* [Given task]: Assemble all lines in which the string "xlabel" appears.

* [Records for the exercise]:

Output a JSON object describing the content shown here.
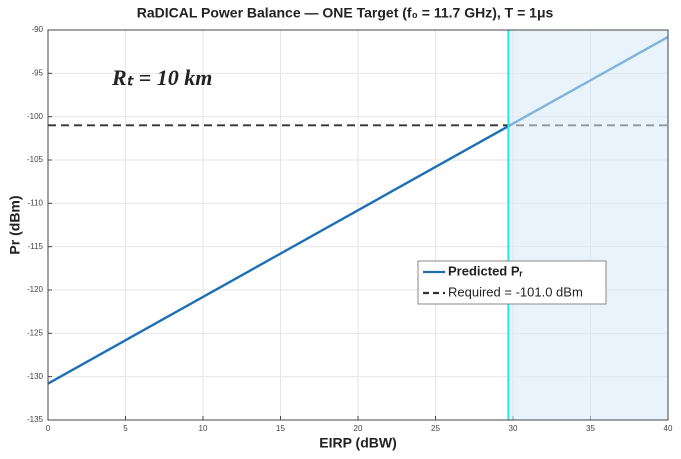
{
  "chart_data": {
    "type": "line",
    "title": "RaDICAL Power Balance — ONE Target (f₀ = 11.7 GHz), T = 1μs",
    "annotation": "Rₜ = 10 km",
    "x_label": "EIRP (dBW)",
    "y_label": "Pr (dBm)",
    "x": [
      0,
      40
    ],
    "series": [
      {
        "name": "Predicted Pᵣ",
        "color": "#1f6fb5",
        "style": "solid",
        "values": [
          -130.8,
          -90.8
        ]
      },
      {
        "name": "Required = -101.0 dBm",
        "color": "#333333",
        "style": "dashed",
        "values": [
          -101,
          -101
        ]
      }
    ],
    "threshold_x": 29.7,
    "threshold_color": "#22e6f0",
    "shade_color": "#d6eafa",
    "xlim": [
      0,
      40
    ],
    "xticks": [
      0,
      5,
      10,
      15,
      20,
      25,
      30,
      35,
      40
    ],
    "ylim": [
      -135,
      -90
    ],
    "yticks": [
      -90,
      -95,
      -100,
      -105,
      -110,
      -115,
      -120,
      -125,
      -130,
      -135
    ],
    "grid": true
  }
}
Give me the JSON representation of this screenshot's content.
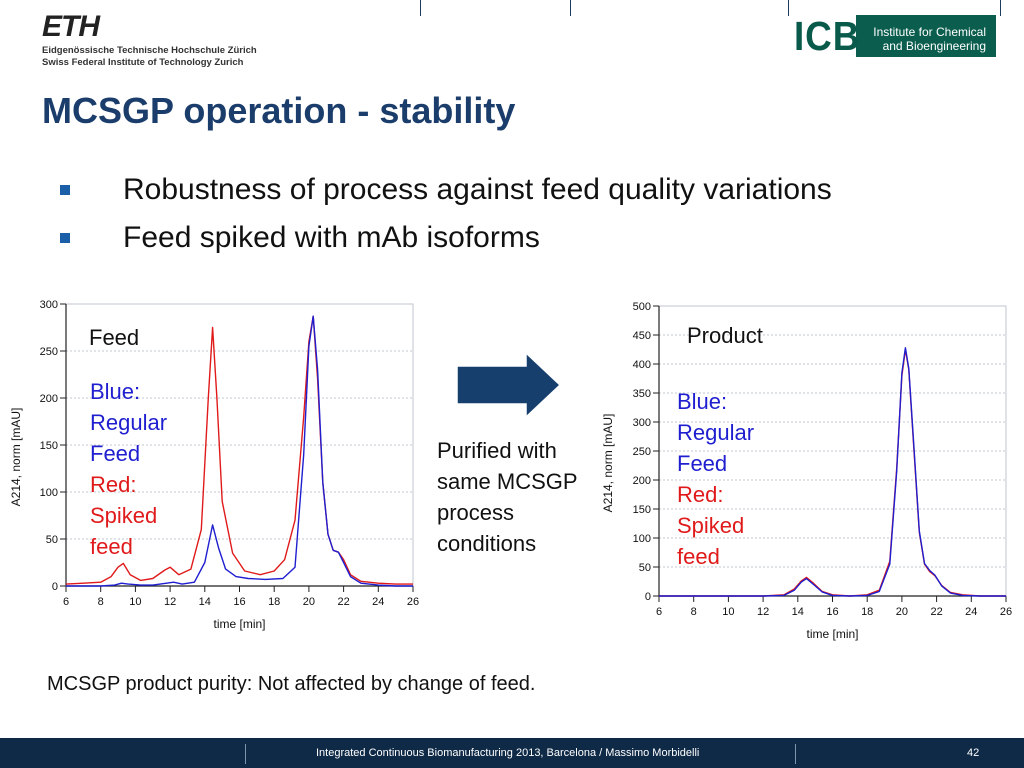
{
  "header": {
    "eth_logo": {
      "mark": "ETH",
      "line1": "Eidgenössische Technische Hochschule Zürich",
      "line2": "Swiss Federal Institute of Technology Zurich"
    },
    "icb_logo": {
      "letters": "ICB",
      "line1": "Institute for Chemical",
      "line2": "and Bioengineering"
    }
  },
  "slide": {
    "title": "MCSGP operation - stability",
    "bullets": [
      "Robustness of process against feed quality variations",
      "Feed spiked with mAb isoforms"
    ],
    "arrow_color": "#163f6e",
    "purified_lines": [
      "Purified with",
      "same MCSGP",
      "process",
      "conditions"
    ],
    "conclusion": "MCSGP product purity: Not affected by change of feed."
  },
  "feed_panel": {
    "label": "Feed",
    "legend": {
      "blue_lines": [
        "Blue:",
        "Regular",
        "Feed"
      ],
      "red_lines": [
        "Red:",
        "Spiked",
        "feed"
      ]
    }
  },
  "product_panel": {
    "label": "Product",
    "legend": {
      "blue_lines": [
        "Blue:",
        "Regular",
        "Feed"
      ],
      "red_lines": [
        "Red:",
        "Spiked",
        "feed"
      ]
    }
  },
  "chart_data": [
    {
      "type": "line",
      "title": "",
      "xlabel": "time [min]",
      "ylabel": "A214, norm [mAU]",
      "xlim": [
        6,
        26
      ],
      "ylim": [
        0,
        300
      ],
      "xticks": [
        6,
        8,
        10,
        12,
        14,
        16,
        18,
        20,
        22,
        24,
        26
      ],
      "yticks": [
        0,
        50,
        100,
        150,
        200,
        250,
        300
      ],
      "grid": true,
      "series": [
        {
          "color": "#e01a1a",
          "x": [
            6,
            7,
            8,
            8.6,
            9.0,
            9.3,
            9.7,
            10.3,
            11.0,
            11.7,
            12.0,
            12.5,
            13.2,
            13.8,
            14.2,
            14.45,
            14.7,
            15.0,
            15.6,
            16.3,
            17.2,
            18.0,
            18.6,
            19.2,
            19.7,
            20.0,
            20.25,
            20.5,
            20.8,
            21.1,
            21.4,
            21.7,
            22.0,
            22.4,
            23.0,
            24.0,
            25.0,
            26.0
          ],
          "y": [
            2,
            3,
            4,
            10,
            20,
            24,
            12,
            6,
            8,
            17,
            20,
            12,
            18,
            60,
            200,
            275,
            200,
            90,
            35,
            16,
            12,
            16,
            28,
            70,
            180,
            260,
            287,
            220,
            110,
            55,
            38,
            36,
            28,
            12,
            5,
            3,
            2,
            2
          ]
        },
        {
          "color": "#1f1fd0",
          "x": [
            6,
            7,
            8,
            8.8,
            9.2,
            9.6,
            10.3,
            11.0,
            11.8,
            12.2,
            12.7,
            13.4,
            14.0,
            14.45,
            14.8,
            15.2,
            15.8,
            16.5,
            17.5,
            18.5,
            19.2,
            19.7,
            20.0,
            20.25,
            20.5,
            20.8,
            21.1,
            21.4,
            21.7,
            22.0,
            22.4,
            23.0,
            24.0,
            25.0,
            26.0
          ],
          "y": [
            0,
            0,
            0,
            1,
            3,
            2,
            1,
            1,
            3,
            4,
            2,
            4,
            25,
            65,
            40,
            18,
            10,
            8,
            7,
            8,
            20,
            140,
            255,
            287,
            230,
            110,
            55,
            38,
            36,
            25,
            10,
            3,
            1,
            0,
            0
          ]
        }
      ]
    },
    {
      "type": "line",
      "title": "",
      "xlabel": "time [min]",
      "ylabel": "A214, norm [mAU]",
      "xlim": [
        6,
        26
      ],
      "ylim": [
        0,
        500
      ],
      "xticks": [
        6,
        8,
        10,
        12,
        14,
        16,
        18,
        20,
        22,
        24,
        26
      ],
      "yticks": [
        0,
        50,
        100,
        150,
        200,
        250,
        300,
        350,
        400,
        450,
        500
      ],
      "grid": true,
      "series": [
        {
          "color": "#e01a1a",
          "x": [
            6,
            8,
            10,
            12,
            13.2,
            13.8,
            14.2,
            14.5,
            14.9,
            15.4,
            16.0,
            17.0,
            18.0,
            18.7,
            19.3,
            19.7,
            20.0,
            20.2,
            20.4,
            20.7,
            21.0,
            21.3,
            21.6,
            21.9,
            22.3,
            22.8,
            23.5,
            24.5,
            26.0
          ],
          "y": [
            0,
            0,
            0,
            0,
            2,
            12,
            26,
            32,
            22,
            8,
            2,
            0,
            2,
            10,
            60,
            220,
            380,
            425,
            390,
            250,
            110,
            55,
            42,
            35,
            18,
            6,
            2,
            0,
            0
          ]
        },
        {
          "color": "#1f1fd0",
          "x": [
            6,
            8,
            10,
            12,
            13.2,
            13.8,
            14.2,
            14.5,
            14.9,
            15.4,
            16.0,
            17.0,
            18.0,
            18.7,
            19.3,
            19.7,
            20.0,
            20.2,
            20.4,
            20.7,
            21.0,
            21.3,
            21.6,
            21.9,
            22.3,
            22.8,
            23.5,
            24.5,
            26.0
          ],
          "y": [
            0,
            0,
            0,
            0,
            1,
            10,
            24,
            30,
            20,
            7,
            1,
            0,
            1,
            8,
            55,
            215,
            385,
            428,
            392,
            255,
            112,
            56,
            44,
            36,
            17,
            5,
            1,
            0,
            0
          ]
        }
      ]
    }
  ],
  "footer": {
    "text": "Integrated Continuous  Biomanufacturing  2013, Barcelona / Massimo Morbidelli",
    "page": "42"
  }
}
--
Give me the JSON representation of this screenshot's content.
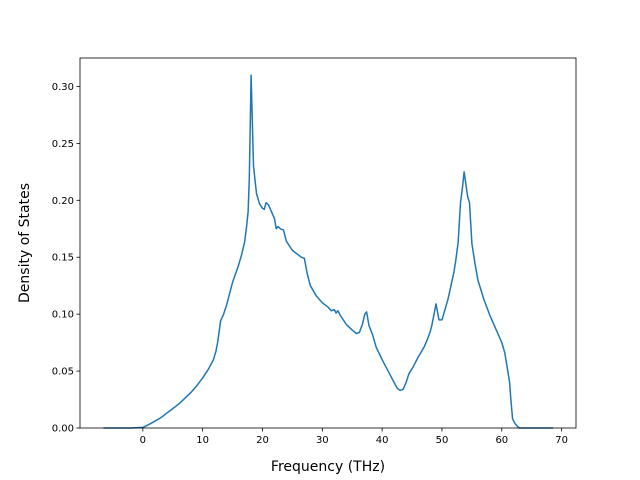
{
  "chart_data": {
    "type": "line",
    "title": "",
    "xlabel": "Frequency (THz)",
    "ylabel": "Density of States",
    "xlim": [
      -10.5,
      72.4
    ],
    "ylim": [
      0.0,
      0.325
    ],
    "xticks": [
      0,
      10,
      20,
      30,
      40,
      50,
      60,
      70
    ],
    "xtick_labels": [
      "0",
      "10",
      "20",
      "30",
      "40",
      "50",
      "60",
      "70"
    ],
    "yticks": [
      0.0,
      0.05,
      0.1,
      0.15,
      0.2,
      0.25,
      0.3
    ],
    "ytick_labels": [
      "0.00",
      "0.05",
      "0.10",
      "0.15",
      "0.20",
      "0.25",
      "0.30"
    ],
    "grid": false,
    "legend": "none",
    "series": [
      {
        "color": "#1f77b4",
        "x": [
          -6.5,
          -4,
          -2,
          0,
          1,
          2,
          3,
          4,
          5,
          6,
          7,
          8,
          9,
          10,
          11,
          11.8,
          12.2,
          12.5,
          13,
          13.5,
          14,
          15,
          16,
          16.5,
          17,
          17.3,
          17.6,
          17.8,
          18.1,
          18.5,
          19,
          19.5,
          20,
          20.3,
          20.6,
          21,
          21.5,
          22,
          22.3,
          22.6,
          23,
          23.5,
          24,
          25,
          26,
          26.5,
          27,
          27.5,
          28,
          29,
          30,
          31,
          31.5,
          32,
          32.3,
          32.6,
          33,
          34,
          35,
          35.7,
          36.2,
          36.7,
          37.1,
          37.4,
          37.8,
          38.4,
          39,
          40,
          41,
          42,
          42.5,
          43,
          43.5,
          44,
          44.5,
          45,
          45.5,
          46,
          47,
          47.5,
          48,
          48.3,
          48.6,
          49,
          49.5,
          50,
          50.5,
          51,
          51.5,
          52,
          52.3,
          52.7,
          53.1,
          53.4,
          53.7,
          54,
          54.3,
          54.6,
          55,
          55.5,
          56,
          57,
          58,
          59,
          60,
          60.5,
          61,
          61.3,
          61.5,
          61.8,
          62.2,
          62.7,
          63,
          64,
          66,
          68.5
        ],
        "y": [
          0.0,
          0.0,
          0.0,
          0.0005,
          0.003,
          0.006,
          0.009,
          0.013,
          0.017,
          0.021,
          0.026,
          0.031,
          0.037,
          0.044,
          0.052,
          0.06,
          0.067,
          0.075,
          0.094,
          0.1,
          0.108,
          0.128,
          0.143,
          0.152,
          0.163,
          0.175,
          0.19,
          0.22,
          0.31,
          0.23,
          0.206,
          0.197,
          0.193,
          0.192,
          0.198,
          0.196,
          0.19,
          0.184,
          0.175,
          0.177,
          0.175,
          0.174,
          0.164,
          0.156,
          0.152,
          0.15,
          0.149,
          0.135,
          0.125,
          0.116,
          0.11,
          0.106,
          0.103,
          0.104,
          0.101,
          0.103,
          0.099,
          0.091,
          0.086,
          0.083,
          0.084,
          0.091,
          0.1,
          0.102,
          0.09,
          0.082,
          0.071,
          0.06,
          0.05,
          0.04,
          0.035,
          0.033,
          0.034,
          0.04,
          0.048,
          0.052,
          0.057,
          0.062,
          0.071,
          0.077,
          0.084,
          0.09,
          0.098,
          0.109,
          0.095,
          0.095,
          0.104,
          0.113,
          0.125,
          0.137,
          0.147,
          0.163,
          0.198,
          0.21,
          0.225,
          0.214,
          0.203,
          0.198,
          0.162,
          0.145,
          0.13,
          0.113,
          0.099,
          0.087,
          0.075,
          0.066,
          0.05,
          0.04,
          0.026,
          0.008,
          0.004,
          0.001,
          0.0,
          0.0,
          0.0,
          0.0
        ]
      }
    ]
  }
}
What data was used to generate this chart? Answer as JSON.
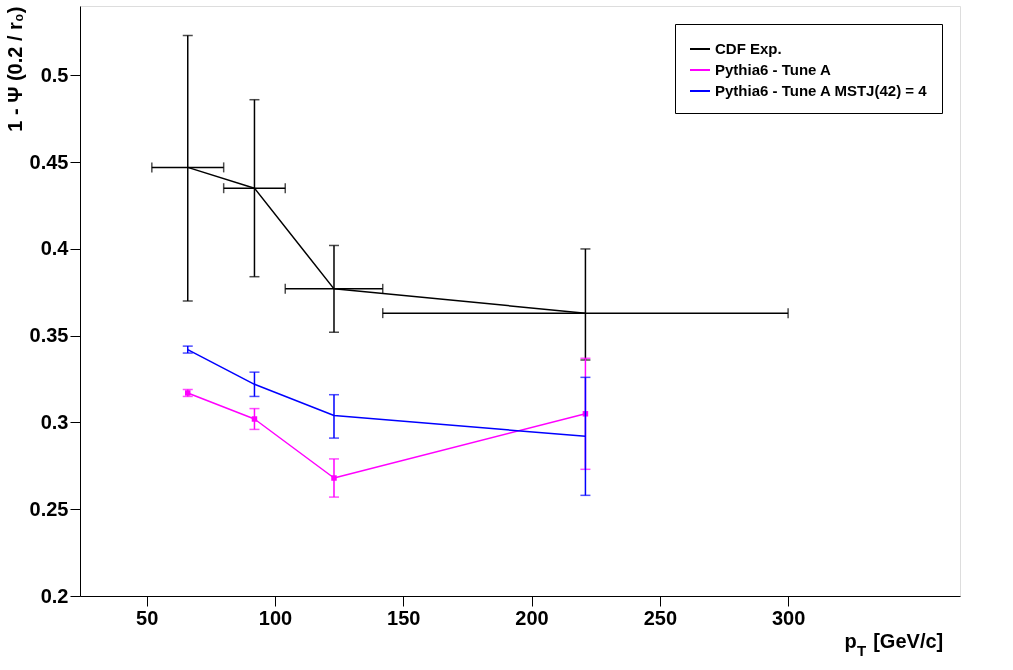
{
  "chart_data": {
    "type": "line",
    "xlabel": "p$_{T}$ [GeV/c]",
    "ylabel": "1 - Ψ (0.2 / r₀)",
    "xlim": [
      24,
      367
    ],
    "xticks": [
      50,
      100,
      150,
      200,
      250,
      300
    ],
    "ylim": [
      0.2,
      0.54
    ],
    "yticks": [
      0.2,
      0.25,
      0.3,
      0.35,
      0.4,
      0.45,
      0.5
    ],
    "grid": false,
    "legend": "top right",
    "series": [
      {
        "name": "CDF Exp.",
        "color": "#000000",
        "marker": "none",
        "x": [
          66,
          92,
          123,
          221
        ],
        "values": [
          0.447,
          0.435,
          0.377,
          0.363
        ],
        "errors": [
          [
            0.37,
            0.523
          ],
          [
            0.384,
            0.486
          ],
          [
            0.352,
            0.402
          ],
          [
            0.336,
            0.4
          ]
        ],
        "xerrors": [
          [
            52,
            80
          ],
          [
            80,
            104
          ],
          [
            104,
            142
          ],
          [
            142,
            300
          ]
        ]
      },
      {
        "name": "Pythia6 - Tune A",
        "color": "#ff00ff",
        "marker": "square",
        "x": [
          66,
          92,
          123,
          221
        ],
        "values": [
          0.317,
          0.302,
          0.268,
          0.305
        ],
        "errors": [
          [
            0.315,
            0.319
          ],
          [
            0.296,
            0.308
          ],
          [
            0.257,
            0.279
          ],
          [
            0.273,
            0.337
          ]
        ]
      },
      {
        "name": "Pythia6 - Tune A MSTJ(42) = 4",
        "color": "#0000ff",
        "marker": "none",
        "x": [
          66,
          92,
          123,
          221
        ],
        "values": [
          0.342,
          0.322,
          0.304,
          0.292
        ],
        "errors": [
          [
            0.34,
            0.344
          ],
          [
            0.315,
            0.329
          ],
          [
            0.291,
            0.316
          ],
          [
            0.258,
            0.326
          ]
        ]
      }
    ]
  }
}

* [Exercise answer]:
      "xlabel": "time [min]",
      "xlabel": "time [min]",
    "xlabel": "Frequency (THz)",
    "xlabel": "p$_{T}$ [GeV/c]",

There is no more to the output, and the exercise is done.